Brief:
List every line in this data where the string "your" occurs.
— START —
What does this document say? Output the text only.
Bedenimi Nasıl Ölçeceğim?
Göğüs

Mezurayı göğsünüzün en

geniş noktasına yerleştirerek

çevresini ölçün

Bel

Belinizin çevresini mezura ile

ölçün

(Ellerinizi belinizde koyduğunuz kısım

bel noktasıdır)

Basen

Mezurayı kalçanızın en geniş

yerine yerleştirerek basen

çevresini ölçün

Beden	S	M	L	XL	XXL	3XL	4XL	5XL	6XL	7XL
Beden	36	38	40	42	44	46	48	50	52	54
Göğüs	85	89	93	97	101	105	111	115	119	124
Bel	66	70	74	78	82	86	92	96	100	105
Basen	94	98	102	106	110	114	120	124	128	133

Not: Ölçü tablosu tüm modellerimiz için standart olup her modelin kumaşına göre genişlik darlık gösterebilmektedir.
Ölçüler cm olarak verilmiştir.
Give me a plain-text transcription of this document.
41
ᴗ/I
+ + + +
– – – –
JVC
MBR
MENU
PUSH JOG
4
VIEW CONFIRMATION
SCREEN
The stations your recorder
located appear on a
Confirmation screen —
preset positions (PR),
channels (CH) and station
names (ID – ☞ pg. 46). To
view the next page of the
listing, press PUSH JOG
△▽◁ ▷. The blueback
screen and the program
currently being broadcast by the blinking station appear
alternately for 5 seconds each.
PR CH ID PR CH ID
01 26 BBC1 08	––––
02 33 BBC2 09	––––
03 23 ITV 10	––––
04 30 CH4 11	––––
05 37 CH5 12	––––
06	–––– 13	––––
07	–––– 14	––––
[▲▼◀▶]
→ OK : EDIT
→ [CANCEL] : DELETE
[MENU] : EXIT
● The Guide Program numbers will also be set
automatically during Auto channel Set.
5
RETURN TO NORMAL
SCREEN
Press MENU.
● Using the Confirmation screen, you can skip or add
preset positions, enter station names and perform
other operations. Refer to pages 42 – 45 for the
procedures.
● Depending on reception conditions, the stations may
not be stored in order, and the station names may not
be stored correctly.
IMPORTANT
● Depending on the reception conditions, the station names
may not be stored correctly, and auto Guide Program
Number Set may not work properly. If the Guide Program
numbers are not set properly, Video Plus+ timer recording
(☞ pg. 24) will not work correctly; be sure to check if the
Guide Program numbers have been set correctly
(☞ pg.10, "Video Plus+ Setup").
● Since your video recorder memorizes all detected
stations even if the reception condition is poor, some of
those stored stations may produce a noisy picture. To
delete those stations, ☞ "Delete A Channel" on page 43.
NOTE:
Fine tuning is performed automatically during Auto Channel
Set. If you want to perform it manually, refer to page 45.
— END —
Written solution:
The stations your recorder
● Since your video recorder memorizes all detected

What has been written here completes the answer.